■ **Instruction**: Copy the lines holding the word "description", all of them.

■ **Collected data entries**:

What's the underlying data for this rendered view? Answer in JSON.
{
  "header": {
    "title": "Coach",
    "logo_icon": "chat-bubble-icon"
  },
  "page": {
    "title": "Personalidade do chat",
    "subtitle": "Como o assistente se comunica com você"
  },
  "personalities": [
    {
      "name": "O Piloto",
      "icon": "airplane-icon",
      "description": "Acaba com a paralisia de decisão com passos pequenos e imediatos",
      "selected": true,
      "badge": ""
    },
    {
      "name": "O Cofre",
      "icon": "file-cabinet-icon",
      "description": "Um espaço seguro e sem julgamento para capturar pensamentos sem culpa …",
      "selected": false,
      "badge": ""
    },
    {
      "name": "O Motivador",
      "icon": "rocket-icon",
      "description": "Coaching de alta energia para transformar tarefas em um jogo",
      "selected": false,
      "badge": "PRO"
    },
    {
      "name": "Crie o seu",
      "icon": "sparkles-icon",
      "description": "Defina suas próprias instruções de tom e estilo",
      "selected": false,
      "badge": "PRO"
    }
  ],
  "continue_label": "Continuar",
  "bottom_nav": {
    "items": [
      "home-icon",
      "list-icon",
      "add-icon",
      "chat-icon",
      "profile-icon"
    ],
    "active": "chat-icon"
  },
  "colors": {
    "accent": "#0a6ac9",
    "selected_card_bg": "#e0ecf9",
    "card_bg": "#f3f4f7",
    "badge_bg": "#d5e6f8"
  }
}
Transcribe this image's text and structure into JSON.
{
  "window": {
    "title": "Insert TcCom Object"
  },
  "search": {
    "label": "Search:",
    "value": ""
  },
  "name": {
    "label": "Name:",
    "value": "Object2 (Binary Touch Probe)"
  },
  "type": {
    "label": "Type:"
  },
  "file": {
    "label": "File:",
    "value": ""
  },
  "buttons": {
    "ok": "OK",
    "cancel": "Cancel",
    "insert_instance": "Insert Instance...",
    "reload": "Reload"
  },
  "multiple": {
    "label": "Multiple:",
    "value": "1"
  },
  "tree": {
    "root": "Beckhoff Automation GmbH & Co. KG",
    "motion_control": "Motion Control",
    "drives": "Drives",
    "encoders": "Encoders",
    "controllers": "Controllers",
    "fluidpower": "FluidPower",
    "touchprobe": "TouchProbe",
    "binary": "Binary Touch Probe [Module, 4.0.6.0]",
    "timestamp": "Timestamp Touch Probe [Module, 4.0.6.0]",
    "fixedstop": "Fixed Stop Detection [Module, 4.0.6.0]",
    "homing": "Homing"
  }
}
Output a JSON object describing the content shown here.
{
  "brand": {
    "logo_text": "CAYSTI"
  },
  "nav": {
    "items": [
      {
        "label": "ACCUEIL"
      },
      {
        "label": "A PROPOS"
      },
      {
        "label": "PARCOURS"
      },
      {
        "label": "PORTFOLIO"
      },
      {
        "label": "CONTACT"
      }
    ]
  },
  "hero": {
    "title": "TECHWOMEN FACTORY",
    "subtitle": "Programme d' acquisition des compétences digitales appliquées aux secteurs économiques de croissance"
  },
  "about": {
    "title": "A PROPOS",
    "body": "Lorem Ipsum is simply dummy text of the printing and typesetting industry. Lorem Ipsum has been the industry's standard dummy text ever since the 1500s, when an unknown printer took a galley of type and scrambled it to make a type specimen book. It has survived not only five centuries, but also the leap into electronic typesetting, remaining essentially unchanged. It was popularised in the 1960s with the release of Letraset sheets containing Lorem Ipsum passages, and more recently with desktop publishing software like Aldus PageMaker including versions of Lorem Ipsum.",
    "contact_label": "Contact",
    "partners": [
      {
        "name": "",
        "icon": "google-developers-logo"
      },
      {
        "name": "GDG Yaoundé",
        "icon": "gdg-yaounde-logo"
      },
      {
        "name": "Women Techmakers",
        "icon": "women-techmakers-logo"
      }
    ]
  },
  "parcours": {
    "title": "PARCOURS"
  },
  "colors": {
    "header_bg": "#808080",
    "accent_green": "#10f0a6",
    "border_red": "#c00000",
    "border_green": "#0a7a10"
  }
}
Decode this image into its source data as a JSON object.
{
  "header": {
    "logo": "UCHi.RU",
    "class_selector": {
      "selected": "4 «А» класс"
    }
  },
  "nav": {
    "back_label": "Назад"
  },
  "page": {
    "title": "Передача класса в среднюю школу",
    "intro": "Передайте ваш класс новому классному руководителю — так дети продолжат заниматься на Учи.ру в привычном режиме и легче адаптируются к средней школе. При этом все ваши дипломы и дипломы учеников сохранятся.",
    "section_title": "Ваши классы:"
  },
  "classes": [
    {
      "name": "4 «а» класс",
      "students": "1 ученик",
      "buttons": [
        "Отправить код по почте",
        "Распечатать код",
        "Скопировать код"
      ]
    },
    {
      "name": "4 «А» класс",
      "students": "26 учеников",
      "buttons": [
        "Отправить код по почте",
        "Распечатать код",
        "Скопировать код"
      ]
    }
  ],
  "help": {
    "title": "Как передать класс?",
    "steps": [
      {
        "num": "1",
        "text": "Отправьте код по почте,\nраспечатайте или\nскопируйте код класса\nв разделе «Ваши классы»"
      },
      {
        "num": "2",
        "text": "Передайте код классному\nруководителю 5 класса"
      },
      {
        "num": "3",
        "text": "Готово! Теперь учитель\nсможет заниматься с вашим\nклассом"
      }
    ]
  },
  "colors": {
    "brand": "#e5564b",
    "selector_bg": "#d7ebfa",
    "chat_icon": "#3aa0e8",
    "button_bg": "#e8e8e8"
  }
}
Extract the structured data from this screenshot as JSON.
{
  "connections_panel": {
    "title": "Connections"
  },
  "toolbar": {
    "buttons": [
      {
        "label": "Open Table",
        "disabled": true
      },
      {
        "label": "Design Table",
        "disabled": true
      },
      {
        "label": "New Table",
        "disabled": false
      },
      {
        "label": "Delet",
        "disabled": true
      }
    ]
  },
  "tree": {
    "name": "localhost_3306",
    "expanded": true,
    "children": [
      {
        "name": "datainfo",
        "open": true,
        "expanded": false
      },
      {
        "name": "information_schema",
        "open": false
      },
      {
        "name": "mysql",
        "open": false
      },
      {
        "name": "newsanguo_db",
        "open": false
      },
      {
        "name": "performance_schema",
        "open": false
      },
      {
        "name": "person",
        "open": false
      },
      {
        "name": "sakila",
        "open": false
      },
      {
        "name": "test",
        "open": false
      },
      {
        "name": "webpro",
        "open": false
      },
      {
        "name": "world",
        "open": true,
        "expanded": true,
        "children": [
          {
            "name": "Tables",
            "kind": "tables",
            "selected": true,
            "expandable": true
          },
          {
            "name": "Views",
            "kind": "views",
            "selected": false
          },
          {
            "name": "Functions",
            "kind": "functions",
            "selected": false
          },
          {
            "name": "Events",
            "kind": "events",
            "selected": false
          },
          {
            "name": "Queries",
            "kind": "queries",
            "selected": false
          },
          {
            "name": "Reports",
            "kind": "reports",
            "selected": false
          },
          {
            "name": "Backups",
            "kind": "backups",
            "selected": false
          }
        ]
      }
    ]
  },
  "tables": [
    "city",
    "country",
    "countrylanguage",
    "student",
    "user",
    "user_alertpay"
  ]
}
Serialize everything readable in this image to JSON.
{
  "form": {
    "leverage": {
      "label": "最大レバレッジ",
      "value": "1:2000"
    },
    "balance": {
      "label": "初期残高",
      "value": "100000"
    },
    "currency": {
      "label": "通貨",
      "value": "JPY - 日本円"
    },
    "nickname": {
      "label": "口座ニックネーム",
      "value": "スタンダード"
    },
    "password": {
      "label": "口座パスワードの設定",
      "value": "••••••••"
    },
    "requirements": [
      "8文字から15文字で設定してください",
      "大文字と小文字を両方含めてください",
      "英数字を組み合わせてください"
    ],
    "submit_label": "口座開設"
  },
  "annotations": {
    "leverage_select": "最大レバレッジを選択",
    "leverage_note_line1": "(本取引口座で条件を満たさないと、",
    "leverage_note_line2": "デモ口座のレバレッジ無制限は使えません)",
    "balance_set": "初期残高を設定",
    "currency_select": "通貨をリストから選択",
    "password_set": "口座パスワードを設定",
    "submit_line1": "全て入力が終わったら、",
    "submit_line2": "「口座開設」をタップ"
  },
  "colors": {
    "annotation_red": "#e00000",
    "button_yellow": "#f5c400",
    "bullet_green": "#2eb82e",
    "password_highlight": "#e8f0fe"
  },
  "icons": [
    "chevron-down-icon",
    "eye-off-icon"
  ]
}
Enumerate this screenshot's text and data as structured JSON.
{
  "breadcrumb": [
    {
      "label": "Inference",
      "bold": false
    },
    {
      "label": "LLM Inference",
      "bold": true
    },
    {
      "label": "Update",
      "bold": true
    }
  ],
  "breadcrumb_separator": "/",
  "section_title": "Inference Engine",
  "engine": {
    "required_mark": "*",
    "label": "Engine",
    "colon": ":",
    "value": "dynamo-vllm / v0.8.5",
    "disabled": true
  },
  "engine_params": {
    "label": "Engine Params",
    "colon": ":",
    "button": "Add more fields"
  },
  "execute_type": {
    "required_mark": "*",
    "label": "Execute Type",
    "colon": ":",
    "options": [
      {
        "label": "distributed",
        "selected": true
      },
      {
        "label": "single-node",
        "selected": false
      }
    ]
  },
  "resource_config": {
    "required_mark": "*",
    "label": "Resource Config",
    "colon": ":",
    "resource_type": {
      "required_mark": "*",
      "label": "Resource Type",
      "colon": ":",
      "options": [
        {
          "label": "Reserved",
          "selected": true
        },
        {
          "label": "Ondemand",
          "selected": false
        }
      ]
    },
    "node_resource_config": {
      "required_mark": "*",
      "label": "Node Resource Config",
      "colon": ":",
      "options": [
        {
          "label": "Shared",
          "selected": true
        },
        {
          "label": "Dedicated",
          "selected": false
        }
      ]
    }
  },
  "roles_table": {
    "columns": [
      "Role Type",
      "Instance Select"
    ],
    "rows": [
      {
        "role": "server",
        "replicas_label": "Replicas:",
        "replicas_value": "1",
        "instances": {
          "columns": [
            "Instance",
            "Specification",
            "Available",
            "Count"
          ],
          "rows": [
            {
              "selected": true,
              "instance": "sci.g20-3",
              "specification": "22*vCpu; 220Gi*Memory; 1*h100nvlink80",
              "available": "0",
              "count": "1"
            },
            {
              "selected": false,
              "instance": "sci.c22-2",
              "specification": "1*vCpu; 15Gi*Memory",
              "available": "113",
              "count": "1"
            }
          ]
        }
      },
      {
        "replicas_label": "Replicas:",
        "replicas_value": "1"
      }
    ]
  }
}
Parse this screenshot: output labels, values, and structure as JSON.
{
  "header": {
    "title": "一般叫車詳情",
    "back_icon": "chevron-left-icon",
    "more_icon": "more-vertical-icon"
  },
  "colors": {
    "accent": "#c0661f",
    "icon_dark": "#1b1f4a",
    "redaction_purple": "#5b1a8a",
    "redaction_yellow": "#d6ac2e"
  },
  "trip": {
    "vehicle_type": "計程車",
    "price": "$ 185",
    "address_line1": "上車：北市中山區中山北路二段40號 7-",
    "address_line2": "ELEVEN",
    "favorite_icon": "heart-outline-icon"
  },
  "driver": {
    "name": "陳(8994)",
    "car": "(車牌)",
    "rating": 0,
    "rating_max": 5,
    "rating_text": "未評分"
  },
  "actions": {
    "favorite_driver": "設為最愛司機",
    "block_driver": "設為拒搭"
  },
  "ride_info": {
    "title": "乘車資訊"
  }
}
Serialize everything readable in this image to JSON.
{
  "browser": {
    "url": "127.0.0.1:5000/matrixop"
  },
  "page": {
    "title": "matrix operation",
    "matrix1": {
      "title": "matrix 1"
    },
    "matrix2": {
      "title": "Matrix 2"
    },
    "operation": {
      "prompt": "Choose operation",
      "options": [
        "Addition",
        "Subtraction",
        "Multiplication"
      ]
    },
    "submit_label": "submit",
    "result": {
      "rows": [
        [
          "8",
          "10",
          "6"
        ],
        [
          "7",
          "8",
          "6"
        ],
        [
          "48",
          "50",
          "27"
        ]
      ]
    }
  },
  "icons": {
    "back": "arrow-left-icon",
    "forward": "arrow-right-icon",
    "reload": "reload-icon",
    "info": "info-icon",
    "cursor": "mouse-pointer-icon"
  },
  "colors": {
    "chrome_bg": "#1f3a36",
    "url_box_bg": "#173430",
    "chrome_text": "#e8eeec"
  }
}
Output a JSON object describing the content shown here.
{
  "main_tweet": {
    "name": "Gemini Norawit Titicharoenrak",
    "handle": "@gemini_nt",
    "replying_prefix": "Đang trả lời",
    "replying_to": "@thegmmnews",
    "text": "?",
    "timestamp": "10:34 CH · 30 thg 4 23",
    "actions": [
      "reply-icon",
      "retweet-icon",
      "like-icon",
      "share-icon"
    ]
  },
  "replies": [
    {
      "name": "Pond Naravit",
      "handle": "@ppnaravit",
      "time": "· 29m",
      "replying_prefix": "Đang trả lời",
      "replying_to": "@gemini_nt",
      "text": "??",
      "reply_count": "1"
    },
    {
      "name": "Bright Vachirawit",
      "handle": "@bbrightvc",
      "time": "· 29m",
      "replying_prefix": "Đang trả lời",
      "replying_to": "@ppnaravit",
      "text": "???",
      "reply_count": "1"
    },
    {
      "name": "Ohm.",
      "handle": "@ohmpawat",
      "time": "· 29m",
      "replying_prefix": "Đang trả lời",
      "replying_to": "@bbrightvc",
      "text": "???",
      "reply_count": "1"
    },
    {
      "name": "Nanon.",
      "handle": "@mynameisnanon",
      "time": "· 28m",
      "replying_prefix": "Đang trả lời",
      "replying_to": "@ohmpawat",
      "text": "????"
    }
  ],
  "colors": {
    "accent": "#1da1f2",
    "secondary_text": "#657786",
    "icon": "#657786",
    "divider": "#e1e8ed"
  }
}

■ **Complete response**:
      "description": "Acaba com a paralisia de decisão com passos pequenos e imediatos",
      "description": "Um espaço seguro e sem julgamento para capturar pensamentos sem culpa …",
      "description": "Coaching de alta energia para transformar tarefas em um jogo",
      "description": "Defina suas próprias instruções de tom e estilo",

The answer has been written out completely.